WHAT NEEDS TO BE DONE
Return all of the data exactly as written, without the pictures.

RECORDS SUPPLIED
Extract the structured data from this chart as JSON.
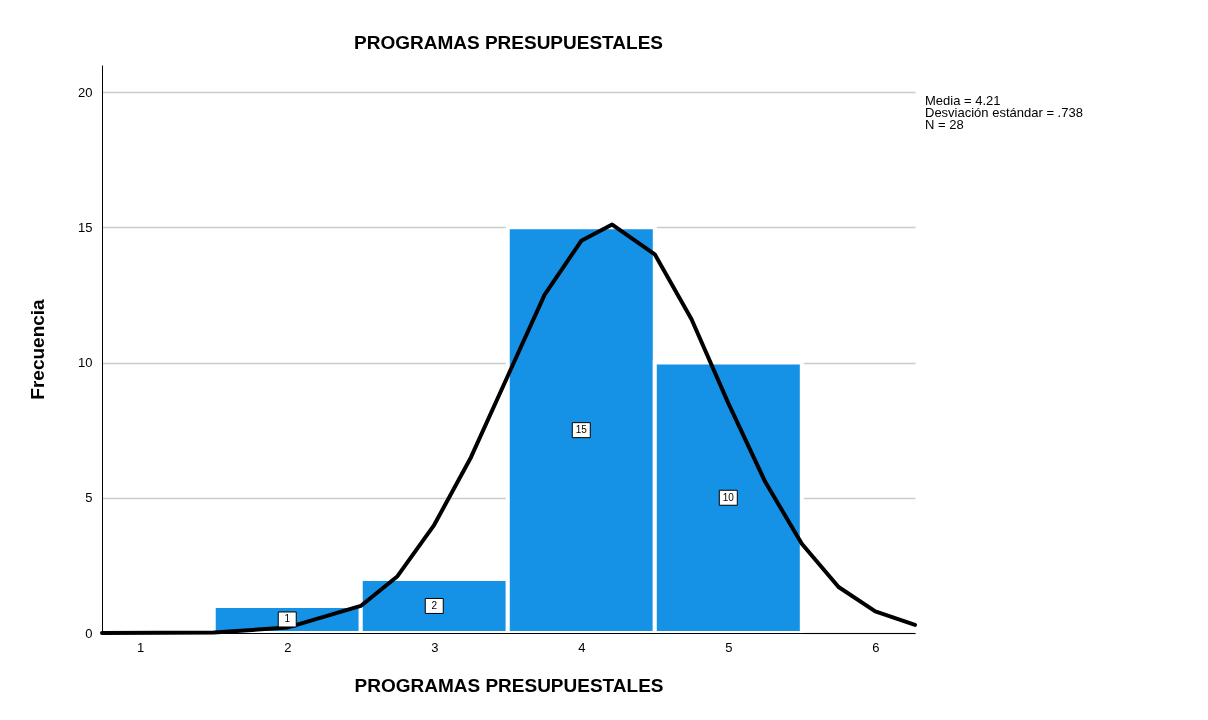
{
  "chart_data": {
    "type": "histogram",
    "title": "PROGRAMAS PRESUPUESTALES",
    "xlabel": "PROGRAMAS PRESUPUESTALES",
    "ylabel": "Frecuencia",
    "bins": [
      1.5,
      2.5,
      3.5,
      4.5,
      5.5
    ],
    "series": [
      {
        "color": "#1591e6",
        "values": [
          1,
          2,
          15,
          10
        ],
        "value_labels": [
          "1",
          "2",
          "15",
          "10"
        ]
      },
      {
        "type": "line",
        "color": "#000000",
        "x": [
          0.74,
          1.5,
          2,
          2.5,
          2.75,
          3,
          3.25,
          3.5,
          3.75,
          4,
          4.21,
          4.5,
          4.75,
          5,
          5.25,
          5.5,
          5.75,
          6,
          6.27
        ],
        "values": [
          0,
          0.02,
          0.2,
          1.0,
          2.1,
          4.0,
          6.5,
          9.5,
          12.5,
          14.5,
          15.1,
          14.0,
          11.6,
          8.5,
          5.6,
          3.3,
          1.7,
          0.8,
          0.3
        ]
      }
    ],
    "annotations": [
      "Media = 4.21",
      "Desviación estándar = .738",
      "N = 28"
    ],
    "xlim": [
      0.74,
      6.27
    ],
    "xticks": [
      1,
      2,
      3,
      4,
      5,
      6
    ],
    "ylim": [
      0,
      21
    ],
    "yticks": [
      0,
      5,
      10,
      15,
      20
    ],
    "grid": "y"
  }
}
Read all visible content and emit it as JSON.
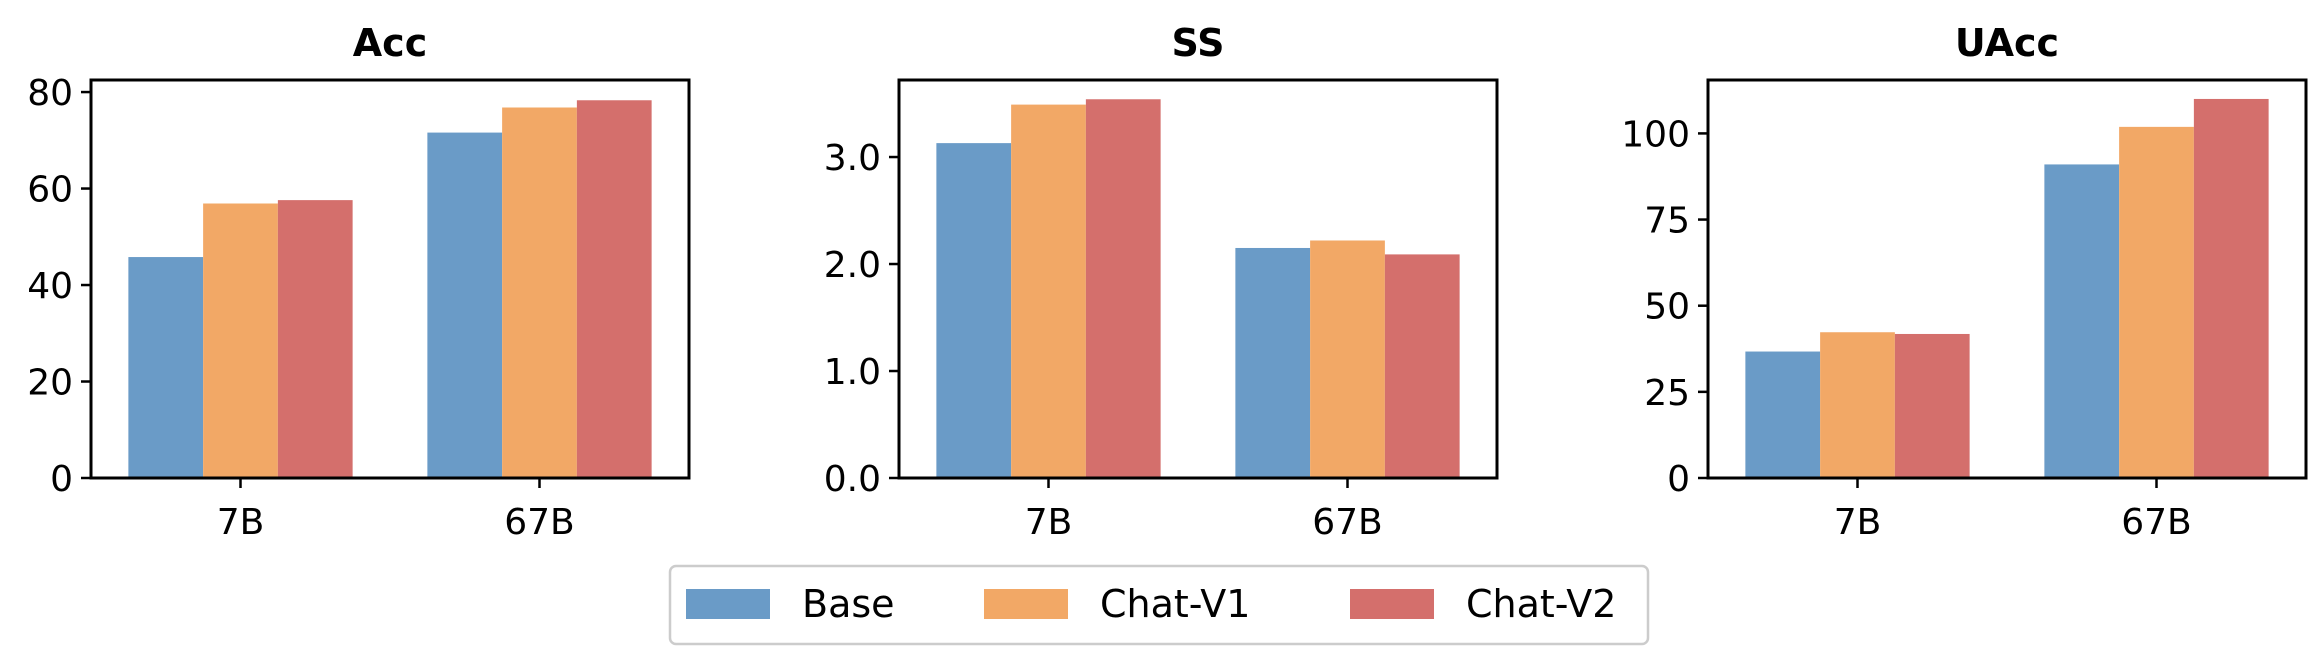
{
  "legend": {
    "items": [
      {
        "label": "Base",
        "color": "#6a9bc7"
      },
      {
        "label": "Chat-V1",
        "color": "#f2a866"
      },
      {
        "label": "Chat-V2",
        "color": "#d46f6c"
      }
    ],
    "placement": "bottom-center"
  },
  "chart_data": [
    {
      "type": "bar",
      "title": "Acc",
      "categories": [
        "7B",
        "67B"
      ],
      "series": [
        {
          "name": "Base",
          "values": [
            45.8,
            71.6
          ]
        },
        {
          "name": "Chat-V1",
          "values": [
            56.9,
            76.8
          ]
        },
        {
          "name": "Chat-V2",
          "values": [
            57.6,
            78.3
          ]
        }
      ],
      "ylim": [
        0,
        82.5
      ],
      "yticks": [
        0,
        20,
        40,
        60,
        80
      ],
      "ytick_labels": [
        "0",
        "20",
        "40",
        "60",
        "80"
      ],
      "grid": false
    },
    {
      "type": "bar",
      "title": "SS",
      "categories": [
        "7B",
        "67B"
      ],
      "series": [
        {
          "name": "Base",
          "values": [
            3.13,
            2.15
          ]
        },
        {
          "name": "Chat-V1",
          "values": [
            3.49,
            2.22
          ]
        },
        {
          "name": "Chat-V2",
          "values": [
            3.54,
            2.09
          ]
        }
      ],
      "ylim": [
        0,
        3.72
      ],
      "yticks": [
        0,
        1,
        2,
        3
      ],
      "ytick_labels": [
        "0.0",
        "1.0",
        "2.0",
        "3.0"
      ],
      "grid": false
    },
    {
      "type": "bar",
      "title": "UAcc",
      "categories": [
        "7B",
        "67B"
      ],
      "series": [
        {
          "name": "Base",
          "values": [
            36.7,
            91.0
          ]
        },
        {
          "name": "Chat-V1",
          "values": [
            42.3,
            101.9
          ]
        },
        {
          "name": "Chat-V2",
          "values": [
            41.8,
            110.0
          ]
        }
      ],
      "ylim": [
        0,
        115.5
      ],
      "yticks": [
        0,
        25,
        50,
        75,
        100
      ],
      "ytick_labels": [
        "0",
        "25",
        "50",
        "75",
        "100"
      ],
      "grid": false
    }
  ]
}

TASK RESPONSE
Extract the structured data from this chart as JSON.
{
  "chart_data": {
    "type": "histogram",
    "title": "PROGRAMAS PRESUPUESTALES",
    "xlabel": "PROGRAMAS PRESUPUESTALES",
    "ylabel": "Frecuencia",
    "bins": [
      1.5,
      2.5,
      3.5,
      4.5,
      5.5
    ],
    "series": [
      {
        "color": "#1591e6",
        "values": [
          1,
          2,
          15,
          10
        ],
        "value_labels": [
          "1",
          "2",
          "15",
          "10"
        ]
      },
      {
        "type": "line",
        "color": "#000000",
        "x": [
          0.74,
          1.5,
          2,
          2.5,
          2.75,
          3,
          3.25,
          3.5,
          3.75,
          4,
          4.21,
          4.5,
          4.75,
          5,
          5.25,
          5.5,
          5.75,
          6,
          6.27
        ],
        "values": [
          0,
          0.02,
          0.2,
          1.0,
          2.1,
          4.0,
          6.5,
          9.5,
          12.5,
          14.5,
          15.1,
          14.0,
          11.6,
          8.5,
          5.6,
          3.3,
          1.7,
          0.8,
          0.3
        ]
      }
    ],
    "annotations": [
      "Media = 4.21",
      "Desviación estándar = .738",
      "N = 28"
    ],
    "xlim": [
      0.74,
      6.27
    ],
    "xticks": [
      1,
      2,
      3,
      4,
      5,
      6
    ],
    "ylim": [
      0,
      21
    ],
    "yticks": [
      0,
      5,
      10,
      15,
      20
    ],
    "grid": "y"
  }
}
Read all visible content and emit it as JSON.
{
  "legend": {
    "items": [
      {
        "label": "Base",
        "color": "#6a9bc7"
      },
      {
        "label": "Chat-V1",
        "color": "#f2a866"
      },
      {
        "label": "Chat-V2",
        "color": "#d46f6c"
      }
    ],
    "placement": "bottom-center"
  },
  "chart_data": [
    {
      "type": "bar",
      "title": "Acc",
      "categories": [
        "7B",
        "67B"
      ],
      "series": [
        {
          "name": "Base",
          "values": [
            45.8,
            71.6
          ]
        },
        {
          "name": "Chat-V1",
          "values": [
            56.9,
            76.8
          ]
        },
        {
          "name": "Chat-V2",
          "values": [
            57.6,
            78.3
          ]
        }
      ],
      "ylim": [
        0,
        82.5
      ],
      "yticks": [
        0,
        20,
        40,
        60,
        80
      ],
      "ytick_labels": [
        "0",
        "20",
        "40",
        "60",
        "80"
      ],
      "grid": false
    },
    {
      "type": "bar",
      "title": "SS",
      "categories": [
        "7B",
        "67B"
      ],
      "series": [
        {
          "name": "Base",
          "values": [
            3.13,
            2.15
          ]
        },
        {
          "name": "Chat-V1",
          "values": [
            3.49,
            2.22
          ]
        },
        {
          "name": "Chat-V2",
          "values": [
            3.54,
            2.09
          ]
        }
      ],
      "ylim": [
        0,
        3.72
      ],
      "yticks": [
        0,
        1,
        2,
        3
      ],
      "ytick_labels": [
        "0.0",
        "1.0",
        "2.0",
        "3.0"
      ],
      "grid": false
    },
    {
      "type": "bar",
      "title": "UAcc",
      "categories": [
        "7B",
        "67B"
      ],
      "series": [
        {
          "name": "Base",
          "values": [
            36.7,
            91.0
          ]
        },
        {
          "name": "Chat-V1",
          "values": [
            42.3,
            101.9
          ]
        },
        {
          "name": "Chat-V2",
          "values": [
            41.8,
            110.0
          ]
        }
      ],
      "ylim": [
        0,
        115.5
      ],
      "yticks": [
        0,
        25,
        50,
        75,
        100
      ],
      "ytick_labels": [
        "0",
        "25",
        "50",
        "75",
        "100"
      ],
      "grid": false
    }
  ]
}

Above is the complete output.